Leaving out all images, write out the records that follow exactly.

* START DATA PROVIDED *

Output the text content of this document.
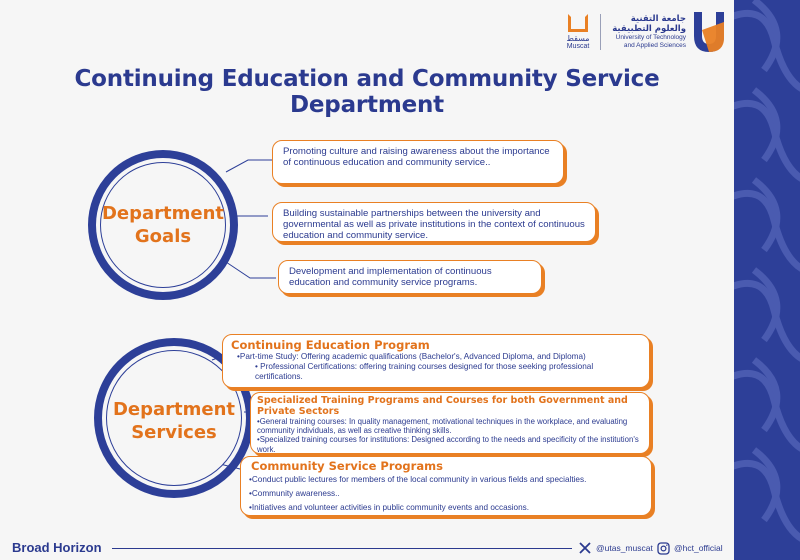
مسقط
Muscat
جامعة التقنية
والعلوم التطبيقية
University of Technology
and Applied Sciences
Continuing Education and Community Service Department
Department
Goals
Promoting culture and raising awareness about the importance of continuous education and community service..
Building sustainable partnerships between the university and governmental as well as private institutions in the context of continuous education and community service.
Development and implementation of continuous education and community service programs.
Department
Services
Continuing Education Program
•Part-time Study: Offering academic qualifications (Bachelor's, Advanced Diploma, and Diploma)
• Professional Certifications: offering training courses designed for those seeking professional certifications.
Specialized Training Programs and Courses for both Government and Private Sectors
•General training courses: In quality management, motivational techniques in the workplace, and evaluating community individuals, as well as creative thinking skills.
•Specialized training courses for institutions: Designed according to the needs and specificity of the institution's work.
Community Service Programs
•Conduct public lectures for members of the local community in various fields and specialties.
•Community awareness..
•Initiatives and volunteer activities in public community events and occasions.
Broad Horizon	@utas_muscat @hct_official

* END DATA PROVIDED *

OUTPUT FOR THIS EXERCISE:
Output the text content of this document.
مسقط
Muscat
جامعة التقنية
والعلوم التطبيقية
University of Technology
and Applied Sciences
Continuing Education and Community Service Department
Department
Goals
Promoting culture and raising awareness about the importance of continuous education and community service..
Building sustainable partnerships between the university and governmental as well as private institutions in the context of continuous education and community service.
Development and implementation of continuous education and community service programs.
Department
Services
Continuing Education Program
•Part-time Study: Offering academic qualifications (Bachelor's, Advanced Diploma, and Diploma)
• Professional Certifications: offering training courses designed for those seeking professional certifications.
Specialized Training Programs and Courses for both Government and Private Sectors
•General training courses: In quality management, motivational techniques in the workplace, and evaluating community individuals, as well as creative thinking skills.
•Specialized training courses for institutions: Designed according to the needs and specificity of the institution's work.
Community Service Programs
•Conduct public lectures for members of the local community in various fields and specialties.
•Community awareness..
•Initiatives and volunteer activities in public community events and occasions.
Broad Horizon	@utas_muscat @hct_official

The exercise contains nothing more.